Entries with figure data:

start

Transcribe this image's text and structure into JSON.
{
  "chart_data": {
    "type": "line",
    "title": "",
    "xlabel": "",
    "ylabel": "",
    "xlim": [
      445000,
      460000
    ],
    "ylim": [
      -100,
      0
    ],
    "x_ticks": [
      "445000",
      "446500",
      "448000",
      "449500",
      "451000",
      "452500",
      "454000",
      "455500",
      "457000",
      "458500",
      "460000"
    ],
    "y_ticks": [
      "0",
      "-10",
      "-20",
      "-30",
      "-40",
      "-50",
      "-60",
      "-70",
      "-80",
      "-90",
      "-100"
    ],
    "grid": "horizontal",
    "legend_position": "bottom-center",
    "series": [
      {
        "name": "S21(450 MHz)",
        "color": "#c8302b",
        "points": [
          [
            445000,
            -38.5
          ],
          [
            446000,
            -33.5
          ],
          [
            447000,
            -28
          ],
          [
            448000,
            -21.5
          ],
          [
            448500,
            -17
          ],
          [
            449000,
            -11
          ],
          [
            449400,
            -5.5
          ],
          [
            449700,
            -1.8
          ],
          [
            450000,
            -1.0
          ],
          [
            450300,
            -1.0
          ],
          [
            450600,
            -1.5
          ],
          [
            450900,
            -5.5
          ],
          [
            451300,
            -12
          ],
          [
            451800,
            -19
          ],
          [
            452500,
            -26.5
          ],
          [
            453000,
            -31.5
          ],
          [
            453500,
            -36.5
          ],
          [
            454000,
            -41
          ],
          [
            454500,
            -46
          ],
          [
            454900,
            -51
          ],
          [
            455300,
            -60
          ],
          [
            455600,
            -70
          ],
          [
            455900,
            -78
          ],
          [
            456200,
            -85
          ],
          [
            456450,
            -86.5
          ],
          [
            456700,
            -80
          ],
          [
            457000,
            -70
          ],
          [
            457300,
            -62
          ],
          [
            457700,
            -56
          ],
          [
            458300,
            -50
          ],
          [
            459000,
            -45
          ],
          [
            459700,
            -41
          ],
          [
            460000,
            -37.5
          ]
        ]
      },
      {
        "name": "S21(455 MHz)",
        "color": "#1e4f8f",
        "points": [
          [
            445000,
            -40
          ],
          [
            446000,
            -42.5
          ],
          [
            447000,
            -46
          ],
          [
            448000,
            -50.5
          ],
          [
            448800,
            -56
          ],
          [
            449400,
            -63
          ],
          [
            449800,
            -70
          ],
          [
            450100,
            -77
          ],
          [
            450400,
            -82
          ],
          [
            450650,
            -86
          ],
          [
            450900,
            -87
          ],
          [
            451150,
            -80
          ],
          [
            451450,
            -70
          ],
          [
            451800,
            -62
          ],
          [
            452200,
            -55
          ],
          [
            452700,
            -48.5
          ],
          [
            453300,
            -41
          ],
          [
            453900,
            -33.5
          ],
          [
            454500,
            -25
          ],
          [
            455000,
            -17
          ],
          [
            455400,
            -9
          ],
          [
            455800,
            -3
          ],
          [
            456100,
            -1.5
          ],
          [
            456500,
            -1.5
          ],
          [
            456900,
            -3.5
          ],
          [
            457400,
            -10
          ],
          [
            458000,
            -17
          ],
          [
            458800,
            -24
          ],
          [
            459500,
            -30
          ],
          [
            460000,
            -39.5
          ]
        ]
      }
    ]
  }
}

end

Task instructions:
Extract every entry above as it appears.

Full answer:
Transcribe this image's text and structure into JSON.
{
  "chart_data": {
    "type": "line",
    "title": "",
    "xlabel": "",
    "ylabel": "",
    "xlim": [
      445000,
      460000
    ],
    "ylim": [
      -100,
      0
    ],
    "x_ticks": [
      "445000",
      "446500",
      "448000",
      "449500",
      "451000",
      "452500",
      "454000",
      "455500",
      "457000",
      "458500",
      "460000"
    ],
    "y_ticks": [
      "0",
      "-10",
      "-20",
      "-30",
      "-40",
      "-50",
      "-60",
      "-70",
      "-80",
      "-90",
      "-100"
    ],
    "grid": "horizontal",
    "legend_position": "bottom-center",
    "series": [
      {
        "name": "S21(450 MHz)",
        "color": "#c8302b",
        "points": [
          [
            445000,
            -38.5
          ],
          [
            446000,
            -33.5
          ],
          [
            447000,
            -28
          ],
          [
            448000,
            -21.5
          ],
          [
            448500,
            -17
          ],
          [
            449000,
            -11
          ],
          [
            449400,
            -5.5
          ],
          [
            449700,
            -1.8
          ],
          [
            450000,
            -1.0
          ],
          [
            450300,
            -1.0
          ],
          [
            450600,
            -1.5
          ],
          [
            450900,
            -5.5
          ],
          [
            451300,
            -12
          ],
          [
            451800,
            -19
          ],
          [
            452500,
            -26.5
          ],
          [
            453000,
            -31.5
          ],
          [
            453500,
            -36.5
          ],
          [
            454000,
            -41
          ],
          [
            454500,
            -46
          ],
          [
            454900,
            -51
          ],
          [
            455300,
            -60
          ],
          [
            455600,
            -70
          ],
          [
            455900,
            -78
          ],
          [
            456200,
            -85
          ],
          [
            456450,
            -86.5
          ],
          [
            456700,
            -80
          ],
          [
            457000,
            -70
          ],
          [
            457300,
            -62
          ],
          [
            457700,
            -56
          ],
          [
            458300,
            -50
          ],
          [
            459000,
            -45
          ],
          [
            459700,
            -41
          ],
          [
            460000,
            -37.5
          ]
        ]
      },
      {
        "name": "S21(455 MHz)",
        "color": "#1e4f8f",
        "points": [
          [
            445000,
            -40
          ],
          [
            446000,
            -42.5
          ],
          [
            447000,
            -46
          ],
          [
            448000,
            -50.5
          ],
          [
            448800,
            -56
          ],
          [
            449400,
            -63
          ],
          [
            449800,
            -70
          ],
          [
            450100,
            -77
          ],
          [
            450400,
            -82
          ],
          [
            450650,
            -86
          ],
          [
            450900,
            -87
          ],
          [
            451150,
            -80
          ],
          [
            451450,
            -70
          ],
          [
            451800,
            -62
          ],
          [
            452200,
            -55
          ],
          [
            452700,
            -48.5
          ],
          [
            453300,
            -41
          ],
          [
            453900,
            -33.5
          ],
          [
            454500,
            -25
          ],
          [
            455000,
            -17
          ],
          [
            455400,
            -9
          ],
          [
            455800,
            -3
          ],
          [
            456100,
            -1.5
          ],
          [
            456500,
            -1.5
          ],
          [
            456900,
            -3.5
          ],
          [
            457400,
            -10
          ],
          [
            458000,
            -17
          ],
          [
            458800,
            -24
          ],
          [
            459500,
            -30
          ],
          [
            460000,
            -39.5
          ]
        ]
      }
    ]
  }
}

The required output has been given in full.